----- The input

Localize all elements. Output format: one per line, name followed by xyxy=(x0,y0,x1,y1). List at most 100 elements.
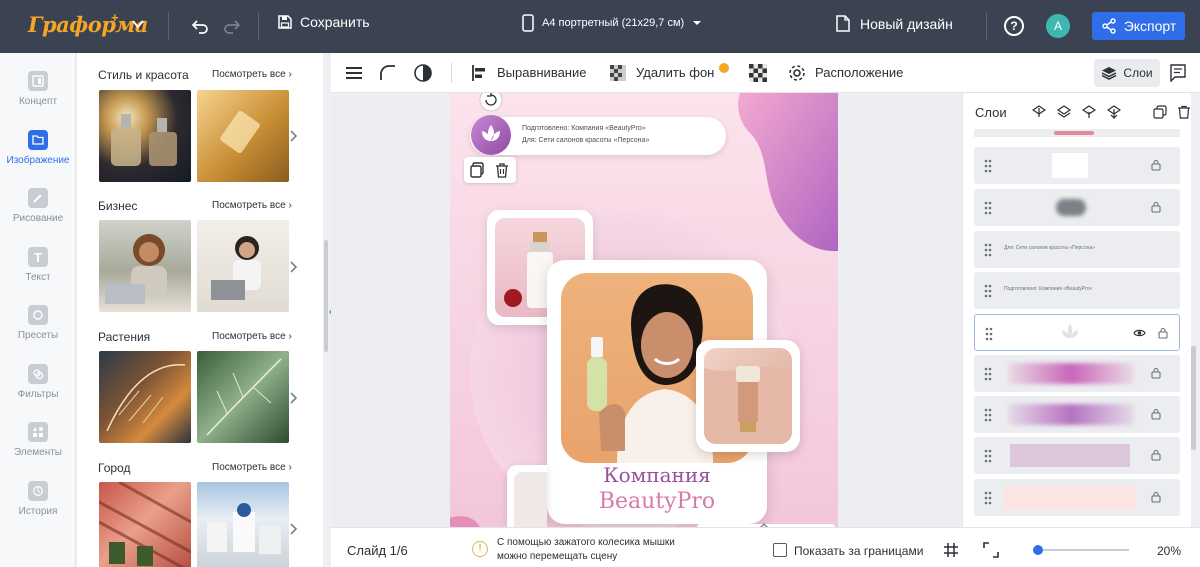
bring-forward-icon[interactable] xyxy=(1032,105,1046,119)
help-icon[interactable]: ? xyxy=(1004,16,1024,36)
fullscreen-icon[interactable] xyxy=(983,542,999,558)
see-all-link[interactable]: Посмотреть все › xyxy=(212,69,292,80)
drag-handle-icon[interactable] xyxy=(985,327,993,341)
drag-handle-icon[interactable] xyxy=(984,449,992,463)
drag-handle-icon[interactable] xyxy=(984,243,992,257)
rotate-handle-icon[interactable] xyxy=(478,93,504,113)
rail-item-presets[interactable]: Пресеты xyxy=(0,305,76,341)
see-all-link[interactable]: Посмотреть все › xyxy=(212,200,292,211)
layer-row[interactable]: Подготовлено: Компания «BeautyPro» xyxy=(974,272,1180,309)
brand-company-word[interactable]: Компания xyxy=(547,463,767,487)
lock-icon[interactable] xyxy=(1157,327,1169,339)
menu-icon[interactable] xyxy=(345,65,363,81)
plant-thumbnail[interactable] xyxy=(99,351,191,443)
zoom-slider[interactable] xyxy=(1032,545,1129,555)
chevron-right-icon[interactable] xyxy=(286,522,300,536)
trash-icon[interactable] xyxy=(494,162,510,178)
layer-thumbnail xyxy=(1008,404,1134,425)
drag-handle-icon[interactable] xyxy=(984,201,992,215)
drag-handle-icon[interactable] xyxy=(984,408,992,422)
plant-thumbnail[interactable] xyxy=(197,351,289,443)
undo-icon[interactable] xyxy=(190,16,210,36)
see-all-link[interactable]: Посмотреть все › xyxy=(212,331,292,342)
chevron-right-icon[interactable] xyxy=(286,391,300,405)
rail-label: История xyxy=(18,506,58,517)
rail-item-draw[interactable]: Рисование xyxy=(0,188,76,224)
eye-icon[interactable] xyxy=(1133,328,1146,338)
bottom-photo-card[interactable] xyxy=(507,465,547,527)
send-to-back-icon[interactable] xyxy=(1107,105,1121,119)
perfume-thumbnail[interactable] xyxy=(197,90,289,182)
drag-handle-icon[interactable] xyxy=(984,284,992,298)
app-logo[interactable]: Граформа xyxy=(28,12,149,37)
lotus-icon xyxy=(482,125,500,141)
drag-handle-icon[interactable] xyxy=(984,159,992,173)
new-design-button[interactable]: Новый дизайн xyxy=(836,15,953,32)
design-page[interactable]: Подготовлено: Компания «BeautyPro» Для: … xyxy=(450,93,838,527)
save-button[interactable]: Сохранить xyxy=(278,14,370,30)
layer-row-selected[interactable] xyxy=(974,314,1180,351)
zoom-slider-handle[interactable] xyxy=(1032,545,1043,555)
prepared-for-text[interactable]: Для: Сети салонов красоты «Персона» xyxy=(522,137,649,144)
bring-to-front-icon[interactable] xyxy=(1057,105,1071,119)
rail-item-elements[interactable]: Элементы xyxy=(0,422,76,458)
layer-thumbnail xyxy=(1004,486,1136,509)
category-title: Город xyxy=(98,461,131,475)
show-outside-label[interactable]: Показать за границами xyxy=(794,544,923,558)
chevron-down-icon[interactable] xyxy=(131,17,145,31)
layer-row-partial[interactable] xyxy=(974,129,1180,137)
opacity-icon[interactable] xyxy=(413,63,433,83)
perfume-thumbnail[interactable] xyxy=(99,90,191,182)
lock-icon[interactable] xyxy=(1150,159,1162,171)
layer-row[interactable] xyxy=(974,437,1180,474)
hint-text: С помощью зажатого колесика мышки можно … xyxy=(497,537,675,562)
layer-row[interactable] xyxy=(974,396,1180,433)
layer-row[interactable] xyxy=(974,479,1180,516)
export-button[interactable]: Экспорт xyxy=(1092,12,1185,40)
corner-radius-icon[interactable] xyxy=(379,64,397,82)
city-thumbnail[interactable] xyxy=(99,482,191,567)
rail-item-image[interactable]: Изображение xyxy=(0,130,76,166)
transparency-grid-icon[interactable] xyxy=(749,64,767,82)
layer-row[interactable] xyxy=(974,355,1180,392)
delete-layer-icon[interactable] xyxy=(1177,105,1191,119)
chevron-right-icon[interactable] xyxy=(286,260,300,274)
send-backward-icon[interactable] xyxy=(1082,105,1096,119)
duplicate-icon[interactable] xyxy=(469,162,485,178)
lock-icon[interactable] xyxy=(1150,491,1162,503)
canvas-area[interactable]: Подготовлено: Компания «BeautyPro» Для: … xyxy=(331,93,961,527)
foundation-photo-card[interactable] xyxy=(696,340,800,452)
brand-name-word[interactable]: BeautyPro xyxy=(547,489,767,514)
chevron-right-icon[interactable] xyxy=(286,129,300,143)
see-all-link[interactable]: Посмотреть все › xyxy=(212,462,292,473)
rail-item-text[interactable]: T Текст xyxy=(0,247,76,283)
rail-item-concept[interactable]: Концепт xyxy=(0,71,76,107)
align-label: Выравнивание xyxy=(497,65,587,80)
prepared-by-text[interactable]: Подготовлено: Компания «BeautyPro» xyxy=(522,125,646,132)
layer-row[interactable] xyxy=(974,189,1180,226)
drag-handle-icon[interactable] xyxy=(984,367,992,381)
lock-icon[interactable] xyxy=(1150,408,1162,420)
business-thumbnail[interactable] xyxy=(99,220,191,312)
layers-panel: Слои Для: Сети салонов красоты «Персона»… xyxy=(962,93,1191,527)
layer-row[interactable]: Для: Сети салонов красоты «Персона» xyxy=(974,231,1180,268)
city-thumbnail[interactable] xyxy=(197,482,289,567)
layer-row[interactable] xyxy=(974,147,1180,184)
business-thumbnail[interactable] xyxy=(197,220,289,312)
lock-icon[interactable] xyxy=(1150,201,1162,213)
page-format-select[interactable]: А4 портретный (21х29,7 см) xyxy=(522,14,702,32)
lock-icon[interactable] xyxy=(1150,449,1162,461)
duplicate-layer-icon[interactable] xyxy=(1153,105,1167,119)
rail-item-history[interactable]: История xyxy=(0,481,76,517)
avatar[interactable]: A xyxy=(1046,14,1070,38)
drag-handle-icon[interactable] xyxy=(984,491,992,505)
redo-icon[interactable] xyxy=(222,16,242,36)
slide-indicator[interactable]: Слайд 1/6 xyxy=(347,543,408,558)
comment-icon[interactable] xyxy=(1170,64,1186,82)
lock-icon[interactable] xyxy=(1150,367,1162,379)
grid-icon[interactable] xyxy=(943,542,959,558)
show-outside-checkbox[interactable] xyxy=(773,543,787,557)
rail-item-filters[interactable]: Фильтры xyxy=(0,364,76,400)
layers-toggle-button[interactable]: Слои xyxy=(1094,59,1160,87)
layers-scrollbar[interactable] xyxy=(1191,346,1196,450)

----------

Render every line of the records above as a JSON list of strings, one string per line, with blank lines omitted. Leave the pictures out of the answer.

[
  "Localize all elements. Output format: one per line, name followed by xyxy=(x0,y0,x1,y1). List at most 100 elements.",
  "bring-forward-icon[interactable] xyxy=(1032,105,1046,119)",
  "help-icon[interactable]: ? xyxy=(1004,16,1024,36)",
  "fullscreen-icon[interactable] xyxy=(983,542,999,558)",
  "see-all-link[interactable]: Посмотреть все › xyxy=(212,69,292,80)",
  "drag-handle-icon[interactable] xyxy=(985,327,993,341)",
  "drag-handle-icon[interactable] xyxy=(984,449,992,463)",
  "drag-handle-icon[interactable] xyxy=(984,243,992,257)",
  "rotate-handle-icon[interactable] xyxy=(478,93,504,113)",
  "rail-item-presets[interactable]: Пресеты xyxy=(0,305,76,341)",
  "see-all-link[interactable]: Посмотреть все › xyxy=(212,200,292,211)",
  "layer-row[interactable]: Подготовлено: Компания «BeautyPro» xyxy=(974,272,1180,309)",
  "brand-company-word[interactable]: Компания xyxy=(547,463,767,487)",
  "lock-icon[interactable] xyxy=(1157,327,1169,339)",
  "menu-icon[interactable] xyxy=(345,65,363,81)",
  "plant-thumbnail[interactable] xyxy=(99,351,191,443)",
  "zoom-slider[interactable] xyxy=(1032,545,1129,555)",
  "chevron-right-icon[interactable] xyxy=(286,522,300,536)",
  "trash-icon[interactable] xyxy=(494,162,510,178)",
  "layer-thumbnail xyxy=(1008,404,1134,425)",
  "drag-handle-icon[interactable] xyxy=(984,201,992,215)",
  "drag-handle-icon[interactable] xyxy=(984,408,992,422)",
  "plant-thumbnail[interactable] xyxy=(197,351,289,443)",
  "undo-icon[interactable] xyxy=(190,16,210,36)",
  "see-all-link[interactable]: Посмотреть все › xyxy=(212,331,292,342)",
  "chevron-right-icon[interactable] xyxy=(286,391,300,405)",
  "rail-label: История xyxy=(18,506,58,517)",
  "rail-item-draw[interactable]: Рисование xyxy=(0,188,76,224)",
  "eye-icon[interactable] xyxy=(1133,328,1146,338)",
  "bottom-photo-card[interactable] xyxy=(507,465,547,527)",
  "send-to-back-icon[interactable] xyxy=(1107,105,1121,119)",
  "perfume-thumbnail[interactable] xyxy=(197,90,289,182)",
  "drag-handle-icon[interactable] xyxy=(984,284,992,298)",
  "app-logo[interactable]: Граформа xyxy=(28,12,149,37)",
  "lotus-icon xyxy=(482,125,500,141)",
  "drag-handle-icon[interactable] xyxy=(984,159,992,173)",
  "new-design-button[interactable]: Новый дизайн xyxy=(836,15,953,32)",
  "design-page[interactable]: Подготовлено: Компания «BeautyPro» Для: … xyxy=(450,93,838,527)",
  "save-button[interactable]: Сохранить xyxy=(278,14,370,30)",
  "layer-row-selected[interactable] xyxy=(974,314,1180,351)",
  "zoom-slider-handle[interactable] xyxy=(1032,545,1043,555)",
  "prepared-for-text[interactable]: Для: Сети салонов красоты «Персона» xyxy=(522,137,649,144)",
  "bring-to-front-icon[interactable] xyxy=(1057,105,1071,119)",
  "rail-item-elements[interactable]: Элементы xyxy=(0,422,76,458)",
  "layer-thumbnail xyxy=(1004,486,1136,509)",
  "category-title: Город xyxy=(98,461,131,475)",
  "show-outside-label[interactable]: Показать за границами xyxy=(794,544,923,558)",
  "chevron-down-icon[interactable] xyxy=(131,17,145,31)",
  "layer-row-partial[interactable] xyxy=(974,129,1180,137)",
  "opacity-icon[interactable] xyxy=(413,63,433,83)",
  "perfume-thumbnail[interactable] xyxy=(99,90,191,182)",
  "lock-icon[interactable] xyxy=(1150,159,1162,171)",
  "layer-row[interactable] xyxy=(974,437,1180,474)",
  "hint-text: С помощью зажатого колесика мышки можно … xyxy=(497,537,675,562)",
  "layer-row[interactable] xyxy=(974,396,1180,433)",
  "layer-row[interactable] xyxy=(974,479,1180,516)",
  "export-button[interactable]: Экспорт xyxy=(1092,12,1185,40)",
  "corner-radius-icon[interactable] xyxy=(379,64,397,82)",
  "city-thumbnail[interactable] xyxy=(99,482,191,567)",
  "rail-item-image[interactable]: Изображение xyxy=(0,130,76,166)",
  "transparency-grid-icon[interactable] xyxy=(749,64,767,82)",
  "layer-row[interactable] xyxy=(974,355,1180,392)",
  "delete-layer-icon[interactable] xyxy=(1177,105,1191,119)",
  "chevron-right-icon[interactable] xyxy=(286,260,300,274)",
  "send-backward-icon[interactable] xyxy=(1082,105,1096,119)",
  "duplicate-icon[interactable] xyxy=(469,162,485,178)",
  "lock-icon[interactable] xyxy=(1150,491,1162,503)",
  "canvas-area[interactable]: Подготовлено: Компания «BeautyPro» Для: … xyxy=(331,93,961,527)",
  "foundation-photo-card[interactable] xyxy=(696,340,800,452)",
  "brand-name-word[interactable]: BeautyPro xyxy=(547,489,767,514)",
  "chevron-right-icon[interactable] xyxy=(286,129,300,143)",
  "see-all-link[interactable]: Посмотреть все › xyxy=(212,462,292,473)",
  "rail-item-text[interactable]: T Текст xyxy=(0,247,76,283)",
  "rail-item-concept[interactable]: Концепт xyxy=(0,71,76,107)",
  "align-label: Выравнивание xyxy=(497,65,587,80)",
  "prepared-by-text[interactable]: Подготовлено: Компания «BeautyPro» xyxy=(522,125,646,132)",
  "layer-row[interactable] xyxy=(974,189,1180,226)",
  "drag-handle-icon[interactable] xyxy=(984,367,992,381)",
  "lock-icon[interactable] xyxy=(1150,408,1162,420)",
  "business-thumbnail[interactable] xyxy=(99,220,191,312)",
  "layers-panel: Слои Для: Сети салонов красоты «Персона»… xyxy=(962,93,1191,527)",
  "layer-row[interactable]: Для: Сети салонов красоты «Персона» xyxy=(974,231,1180,268)",
  "city-thumbnail[interactable] xyxy=(197,482,289,567)",
  "layer-row[interactable] xyxy=(974,147,1180,184)",
  "business-thumbnail[interactable] xyxy=(197,220,289,312)",
  "lock-icon[interactable] xyxy=(1150,201,1162,213)",
  "page-format-select[interactable]: А4 портретный (21х29,7 см) xyxy=(522,14,702,32)",
  "lock-icon[interactable] xyxy=(1150,449,1162,461)",
  "duplicate-layer-icon[interactable] xyxy=(1153,105,1167,119)",
  "rail-item-history[interactable]: История xyxy=(0,481,76,517)",
  "avatar[interactable]: A xyxy=(1046,14,1070,38)",
  "drag-handle-icon[interactable] xyxy=(984,491,992,505)",
  "redo-icon[interactable] xyxy=(222,16,242,36)",
  "slide-indicator[interactable]: Слайд 1/6 xyxy=(347,543,408,558)",
  "comment-icon[interactable] xyxy=(1170,64,1186,82)",
  "lock-icon[interactable] xyxy=(1150,367,1162,379)",
  "grid-icon[interactable] xyxy=(943,542,959,558)",
  "show-outside-checkbox[interactable] xyxy=(773,543,787,557)",
  "rail-item-filters[interactable]: Фильтры xyxy=(0,364,76,400)",
  "layers-toggle-button[interactable]: Слои xyxy=(1094,59,1160,87)",
  "layers-scrollbar[interactable] xyxy=(1191,346,1196,450)"
]